Short task
All of the material below is to be retyped exactly.

Supplied material
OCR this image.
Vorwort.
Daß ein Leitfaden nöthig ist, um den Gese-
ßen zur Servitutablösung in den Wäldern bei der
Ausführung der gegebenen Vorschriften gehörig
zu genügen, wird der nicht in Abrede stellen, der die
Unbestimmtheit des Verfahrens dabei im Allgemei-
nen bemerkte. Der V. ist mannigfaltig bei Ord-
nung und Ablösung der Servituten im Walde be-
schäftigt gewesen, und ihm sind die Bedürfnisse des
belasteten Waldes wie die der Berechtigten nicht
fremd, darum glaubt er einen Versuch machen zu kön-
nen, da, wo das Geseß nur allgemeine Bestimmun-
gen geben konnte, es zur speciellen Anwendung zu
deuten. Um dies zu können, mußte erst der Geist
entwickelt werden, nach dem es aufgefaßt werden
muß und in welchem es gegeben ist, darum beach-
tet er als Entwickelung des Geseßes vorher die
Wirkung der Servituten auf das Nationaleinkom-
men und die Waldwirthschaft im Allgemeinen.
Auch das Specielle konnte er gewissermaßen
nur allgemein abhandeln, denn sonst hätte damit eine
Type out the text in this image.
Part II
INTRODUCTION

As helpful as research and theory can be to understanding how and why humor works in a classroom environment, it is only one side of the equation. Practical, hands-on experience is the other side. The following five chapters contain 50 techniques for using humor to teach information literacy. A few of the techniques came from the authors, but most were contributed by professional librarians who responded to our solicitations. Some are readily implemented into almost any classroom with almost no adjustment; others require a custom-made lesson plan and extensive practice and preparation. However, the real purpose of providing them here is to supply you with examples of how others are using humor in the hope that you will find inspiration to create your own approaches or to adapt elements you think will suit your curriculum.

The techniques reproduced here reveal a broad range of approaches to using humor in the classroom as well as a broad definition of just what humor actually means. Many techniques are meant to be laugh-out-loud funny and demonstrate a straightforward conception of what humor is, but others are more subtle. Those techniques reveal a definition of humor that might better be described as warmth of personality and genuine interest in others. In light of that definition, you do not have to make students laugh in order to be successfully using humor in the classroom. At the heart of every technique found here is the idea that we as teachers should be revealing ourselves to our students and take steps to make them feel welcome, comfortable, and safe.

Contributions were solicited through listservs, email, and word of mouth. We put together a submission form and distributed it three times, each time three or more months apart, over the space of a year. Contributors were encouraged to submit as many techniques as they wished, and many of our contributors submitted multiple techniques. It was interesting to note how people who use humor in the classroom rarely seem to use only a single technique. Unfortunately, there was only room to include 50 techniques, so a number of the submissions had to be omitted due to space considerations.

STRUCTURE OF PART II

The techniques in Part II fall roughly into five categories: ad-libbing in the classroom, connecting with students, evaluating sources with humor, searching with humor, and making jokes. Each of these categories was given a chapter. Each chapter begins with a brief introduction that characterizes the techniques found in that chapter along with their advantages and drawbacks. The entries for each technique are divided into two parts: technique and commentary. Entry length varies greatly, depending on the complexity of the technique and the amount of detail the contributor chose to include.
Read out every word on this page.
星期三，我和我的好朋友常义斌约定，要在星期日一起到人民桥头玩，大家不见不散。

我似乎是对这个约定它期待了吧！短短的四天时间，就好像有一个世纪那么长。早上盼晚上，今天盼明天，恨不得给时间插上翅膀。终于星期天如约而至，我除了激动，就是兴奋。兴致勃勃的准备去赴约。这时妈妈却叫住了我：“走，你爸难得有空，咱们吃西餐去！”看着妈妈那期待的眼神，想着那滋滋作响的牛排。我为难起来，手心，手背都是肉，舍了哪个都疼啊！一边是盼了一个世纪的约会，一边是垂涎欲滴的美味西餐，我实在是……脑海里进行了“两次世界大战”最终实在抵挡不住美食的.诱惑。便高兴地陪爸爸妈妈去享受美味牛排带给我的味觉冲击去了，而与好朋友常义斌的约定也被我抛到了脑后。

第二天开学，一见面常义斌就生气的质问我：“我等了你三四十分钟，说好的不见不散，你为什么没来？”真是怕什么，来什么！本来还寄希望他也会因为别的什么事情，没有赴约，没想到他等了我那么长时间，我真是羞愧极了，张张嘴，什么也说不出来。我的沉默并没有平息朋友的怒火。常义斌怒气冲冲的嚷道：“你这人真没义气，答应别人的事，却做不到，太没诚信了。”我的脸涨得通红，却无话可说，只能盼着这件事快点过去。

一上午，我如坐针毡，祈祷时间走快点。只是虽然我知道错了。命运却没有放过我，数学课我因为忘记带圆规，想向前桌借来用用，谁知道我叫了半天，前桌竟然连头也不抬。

Solution
OCR this image.
Vorwort.
Daß ein Leitfaden nöthig ist, um den Gese-
ßen zur Servitutablösung in den Wäldern bei der
Ausführung der gegebenen Vorschriften gehörig
zu genügen, wird der nicht in Abrede stellen, der die
Unbestimmtheit des Verfahrens dabei im Allgemei-
nen bemerkte. Der V. ist mannigfaltig bei Ord-
nung und Ablösung der Servituten im Walde be-
schäftigt gewesen, und ihm sind die Bedürfnisse des
belasteten Waldes wie die der Berechtigten nicht
fremd, darum glaubt er einen Versuch machen zu kön-
nen, da, wo das Geseß nur allgemeine Bestimmun-
gen geben konnte, es zur speciellen Anwendung zu
deuten. Um dies zu können, mußte erst der Geist
entwickelt werden, nach dem es aufgefaßt werden
muß und in welchem es gegeben ist, darum beach-
tet er als Entwickelung des Geseßes vorher die
Wirkung der Servituten auf das Nationaleinkom-
men und die Waldwirthschaft im Allgemeinen.
Auch das Specielle konnte er gewissermaßen
nur allgemein abhandeln, denn sonst hätte damit eine
Type out the text in this image.
Part II
INTRODUCTION

As helpful as research and theory can be to understanding how and why humor works in a classroom environment, it is only one side of the equation. Practical, hands-on experience is the other side. The following five chapters contain 50 techniques for using humor to teach information literacy. A few of the techniques came from the authors, but most were contributed by professional librarians who responded to our solicitations. Some are readily implemented into almost any classroom with almost no adjustment; others require a custom-made lesson plan and extensive practice and preparation. However, the real purpose of providing them here is to supply you with examples of how others are using humor in the hope that you will find inspiration to create your own approaches or to adapt elements you think will suit your curriculum.

The techniques reproduced here reveal a broad range of approaches to using humor in the classroom as well as a broad definition of just what humor actually means. Many techniques are meant to be laugh-out-loud funny and demonstrate a straightforward conception of what humor is, but others are more subtle. Those techniques reveal a definition of humor that might better be described as warmth of personality and genuine interest in others. In light of that definition, you do not have to make students laugh in order to be successfully using humor in the classroom. At the heart of every technique found here is the idea that we as teachers should be revealing ourselves to our students and take steps to make them feel welcome, comfortable, and safe.

Contributions were solicited through listservs, email, and word of mouth. We put together a submission form and distributed it three times, each time three or more months apart, over the space of a year. Contributors were encouraged to submit as many techniques as they wished, and many of our contributors submitted multiple techniques. It was interesting to note how people who use humor in the classroom rarely seem to use only a single technique. Unfortunately, there was only room to include 50 techniques, so a number of the submissions had to be omitted due to space considerations.

STRUCTURE OF PART II

The techniques in Part II fall roughly into five categories: ad-libbing in the classroom, connecting with students, evaluating sources with humor, searching with humor, and making jokes. Each of these categories was given a chapter. Each chapter begins with a brief introduction that characterizes the techniques found in that chapter along with their advantages and drawbacks. The entries for each technique are divided into two parts: technique and commentary. Entry length varies greatly, depending on the complexity of the technique and the amount of detail the contributor chose to include.
Read out every word on this page.
星期三，我和我的好朋友常义斌约定，要在星期日一起到人民桥头玩，大家不见不散。

我似乎是对这个约定它期待了吧！短短的四天时间，就好像有一个世纪那么长。早上盼晚上，今天盼明天，恨不得给时间插上翅膀。终于星期天如约而至，我除了激动，就是兴奋。兴致勃勃的准备去赴约。这时妈妈却叫住了我：“走，你爸难得有空，咱们吃西餐去！”看着妈妈那期待的眼神，想着那滋滋作响的牛排。我为难起来，手心，手背都是肉，舍了哪个都疼啊！一边是盼了一个世纪的约会，一边是垂涎欲滴的美味西餐，我实在是……脑海里进行了“两次世界大战”最终实在抵挡不住美食的.诱惑。便高兴地陪爸爸妈妈去享受美味牛排带给我的味觉冲击去了，而与好朋友常义斌的约定也被我抛到了脑后。

第二天开学，一见面常义斌就生气的质问我：“我等了你三四十分钟，说好的不见不散，你为什么没来？”真是怕什么，来什么！本来还寄希望他也会因为别的什么事情，没有赴约，没想到他等了我那么长时间，我真是羞愧极了，张张嘴，什么也说不出来。我的沉默并没有平息朋友的怒火。常义斌怒气冲冲的嚷道：“你这人真没义气，答应别人的事，却做不到，太没诚信了。”我的脸涨得通红，却无话可说，只能盼着这件事快点过去。

一上午，我如坐针毡，祈祷时间走快点。只是虽然我知道错了。命运却没有放过我，数学课我因为忘记带圆规，想向前桌借来用用，谁知道我叫了半天，前桌竟然连头也不抬。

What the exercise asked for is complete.